Every entry below must be repeated exactly; skip the pictures.

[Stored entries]
+ + + + +

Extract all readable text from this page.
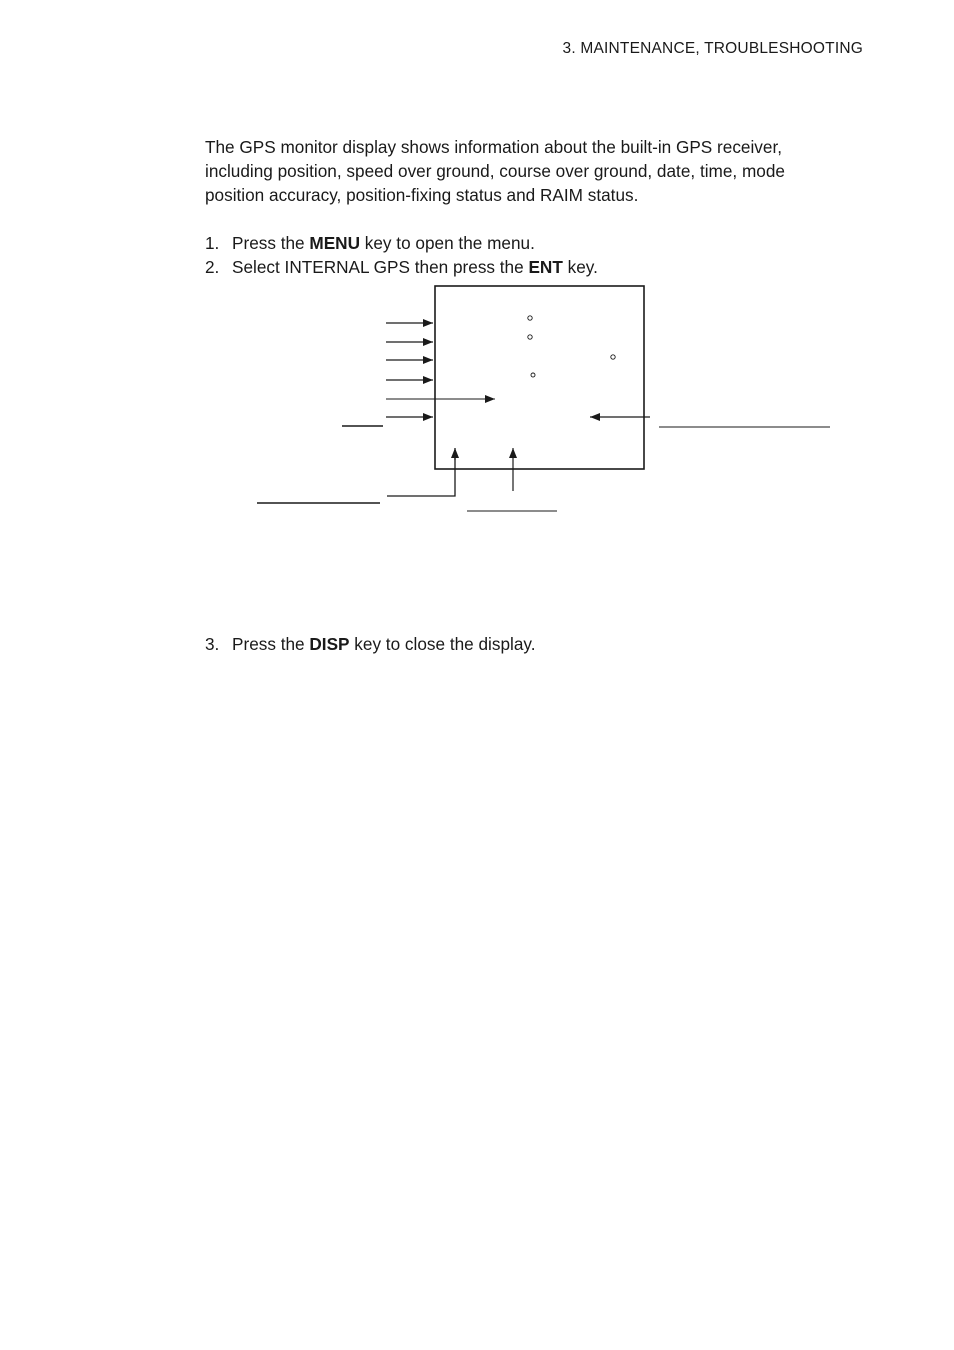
3. MAINTENANCE, TROUBLESHOOTING

The GPS monitor display shows information about the built-in GPS receiver, including position, speed over ground, course over ground, date, time, mode position accuracy, position-fixing status and RAIM status.

1. Press the MENU key to open the menu.
2. Select INTERNAL GPS then press the ENT key.
3. Press the DISP key to close the display.
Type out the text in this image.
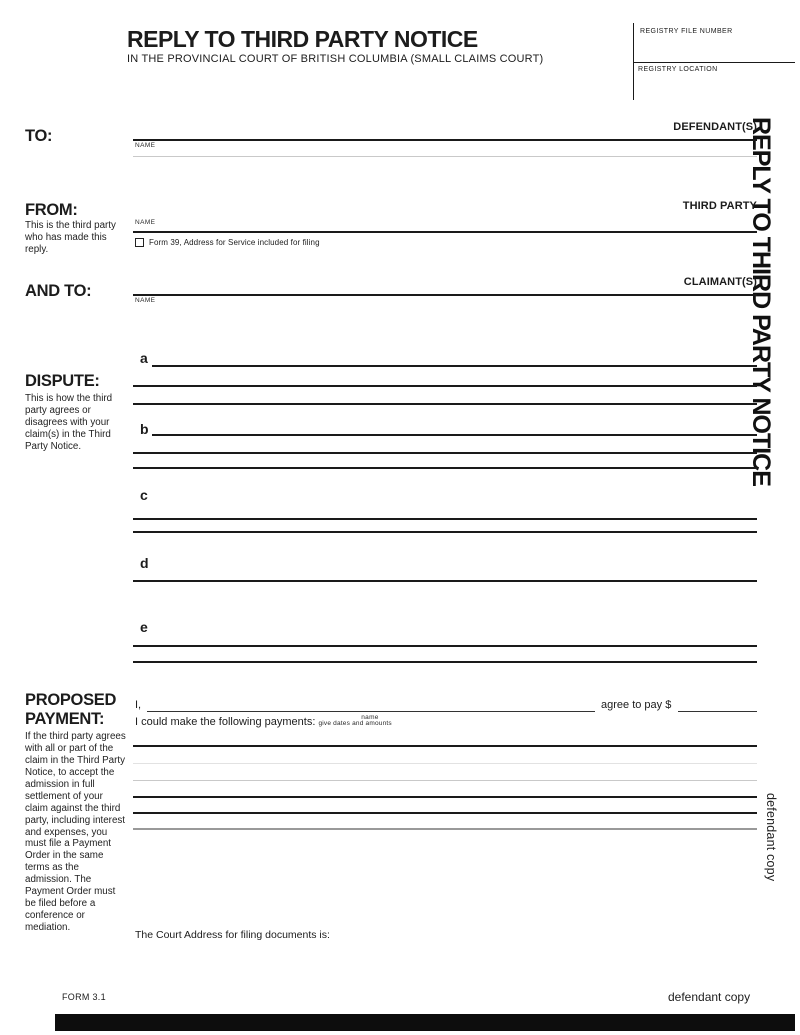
REPLY TO THIRD PARTY NOTICE
IN THE PROVINCIAL COURT OF BRITISH COLUMBIA (SMALL CLAIMS COURT)
REGISTRY FILE NUMBER
REGISTRY LOCATION
REPLY TO THIRD PARTY NOTICE
defendant copy
TO:	DEFENDANT(S)
NAME
FROM:
This is the third party who has made this reply.
THIRD PARTY
NAME
Form 39, Address for Service included for filing
AND TO:	CLAIMANT(S)
NAME
DISPUTE:
This is how the third party agrees or disagrees with your claim(s) in the Third Party Notice.
a
b
c
d
e
PROPOSED PAYMENT:
If the third party agrees with all or part of the claim in the Third Party Notice, to accept the admission in full settlement of your claim against the third party, including interest and expenses, you must file a Payment Order in the same terms as the admission. The Payment Order must be filed before a conference or mediation.
I,
name
agree to pay $
I could make the following payments: give dates and amounts
The Court Address for filing documents is:
FORM 3.1	defendant copy
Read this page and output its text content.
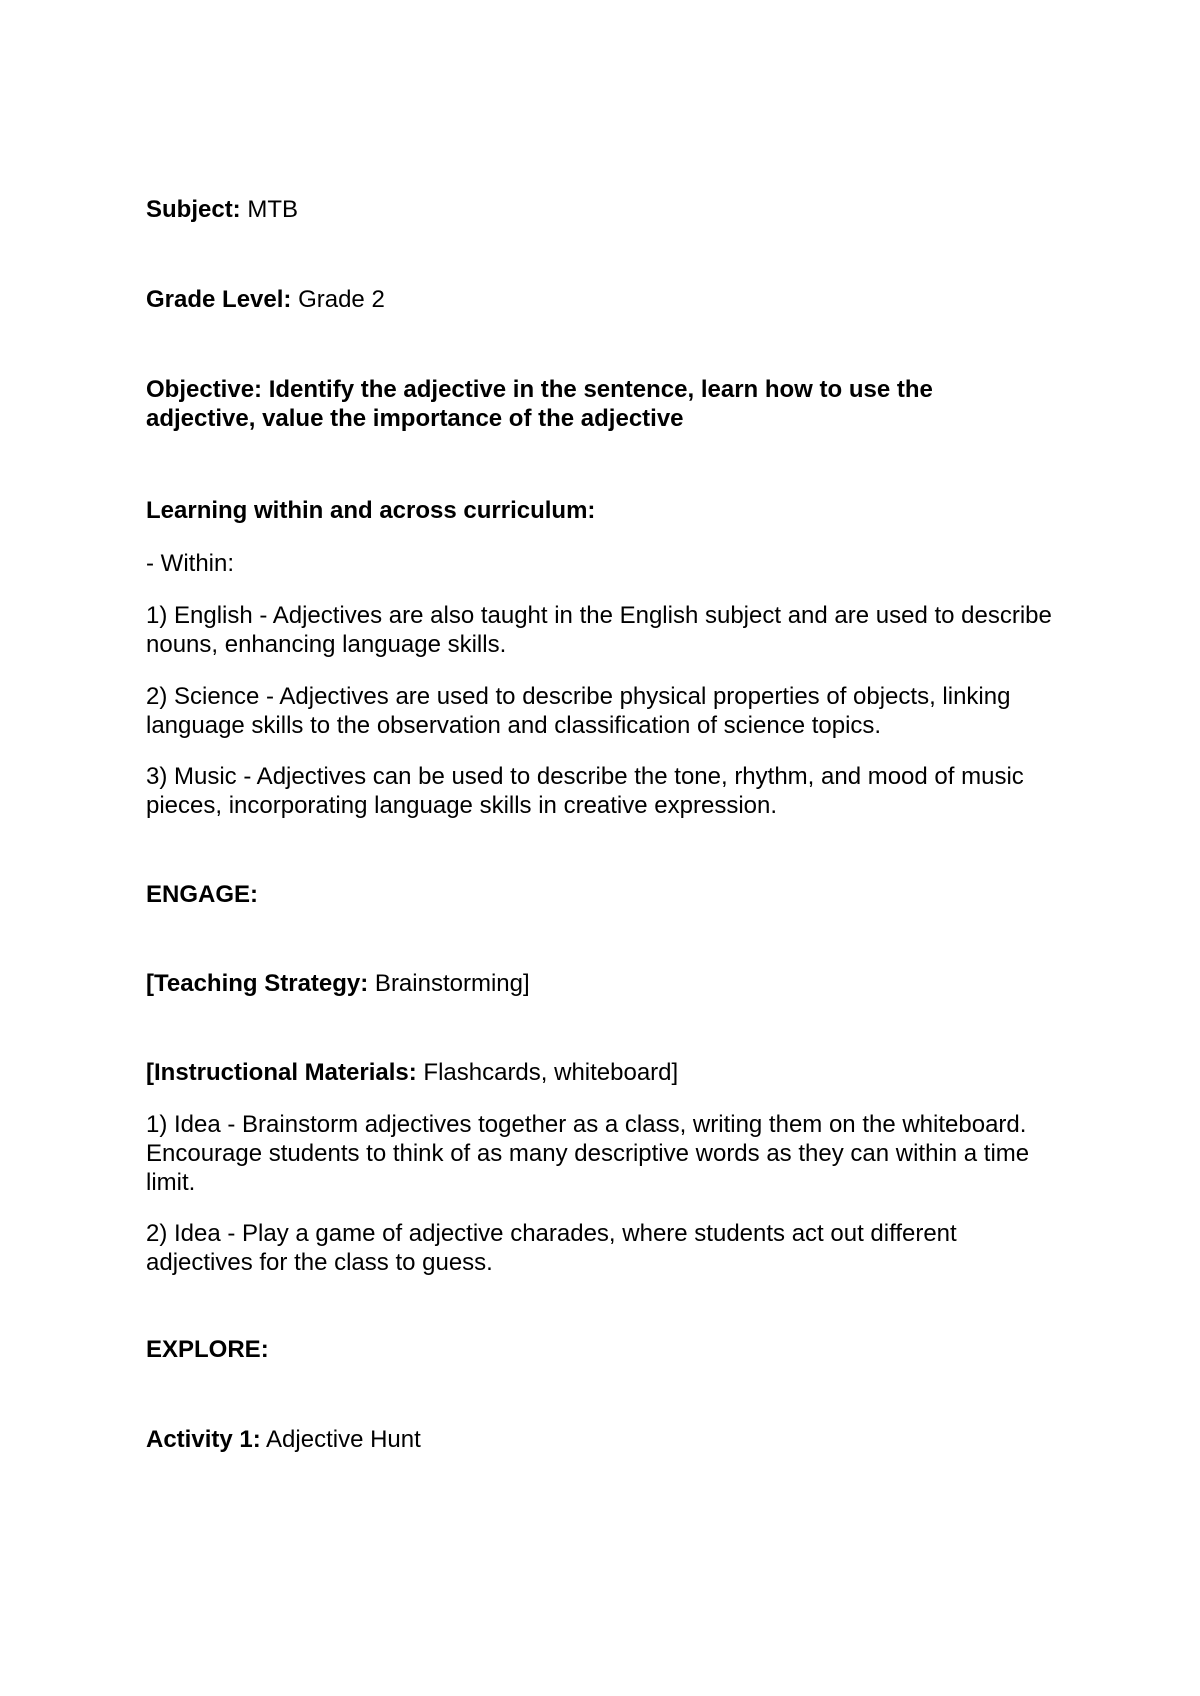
Subject: MTB
Grade Level: Grade 2
Objective: Identify the adjective in the sentence, learn how to use the adjective, value the importance of the adjective
Learning within and across curriculum:
- Within:
1) English - Adjectives are also taught in the English subject and are used to describe nouns, enhancing language skills.
2) Science - Adjectives are used to describe physical properties of objects, linking language skills to the observation and classification of science topics.
3) Music - Adjectives can be used to describe the tone, rhythm, and mood of music pieces, incorporating language skills in creative expression.
ENGAGE:
[Teaching Strategy: Brainstorming]
[Instructional Materials: Flashcards, whiteboard]
1) Idea - Brainstorm adjectives together as a class, writing them on the whiteboard. Encourage students to think of as many descriptive words as they can within a time limit.
2) Idea - Play a game of adjective charades, where students act out different adjectives for the class to guess.
EXPLORE:
Activity 1: Adjective Hunt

+ + + + +

Reply >>
Extract all readable text from this page.
3. MAINTENANCE, TROUBLESHOOTING

The GPS monitor display shows information about the built-in GPS receiver, including position, speed over ground, course over ground, date, time, mode position accuracy, position-fixing status and RAIM status.

1. Press the MENU key to open the menu.
2. Select INTERNAL GPS then press the ENT key.
3. Press the DISP key to close the display.
Type out the text in this image.
REPLY TO THIRD PARTY NOTICE
IN THE PROVINCIAL COURT OF BRITISH COLUMBIA (SMALL CLAIMS COURT)
REGISTRY FILE NUMBER
REGISTRY LOCATION
REPLY TO THIRD PARTY NOTICE
defendant copy
TO:	DEFENDANT(S)
NAME
FROM:
This is the third party who has made this reply.
THIRD PARTY
NAME
Form 39, Address for Service included for filing
AND TO:	CLAIMANT(S)
NAME
DISPUTE:
This is how the third party agrees or disagrees with your claim(s) in the Third Party Notice.
a
b
c
d
e
PROPOSED PAYMENT:
If the third party agrees with all or part of the claim in the Third Party Notice, to accept the admission in full settlement of your claim against the third party, including interest and expenses, you must file a Payment Order in the same terms as the admission. The Payment Order must be filed before a conference or mediation.
I,
name
agree to pay $
I could make the following payments: give dates and amounts
The Court Address for filing documents is:
FORM 3.1	defendant copy
Read this page and output its text content.
Subject: MTB
Grade Level: Grade 2
Objective: Identify the adjective in the sentence, learn how to use the adjective, value the importance of the adjective
Learning within and across curriculum:
- Within:
1) English - Adjectives are also taught in the English subject and are used to describe nouns, enhancing language skills.
2) Science - Adjectives are used to describe physical properties of objects, linking language skills to the observation and classification of science topics.
3) Music - Adjectives can be used to describe the tone, rhythm, and mood of music pieces, incorporating language skills in creative expression.
ENGAGE:
[Teaching Strategy: Brainstorming]
[Instructional Materials: Flashcards, whiteboard]
1) Idea - Brainstorm adjectives together as a class, writing them on the whiteboard. Encourage students to think of as many descriptive words as they can within a time limit.
2) Idea - Play a game of adjective charades, where students act out different adjectives for the class to guess.
EXPLORE:
Activity 1: Adjective Hunt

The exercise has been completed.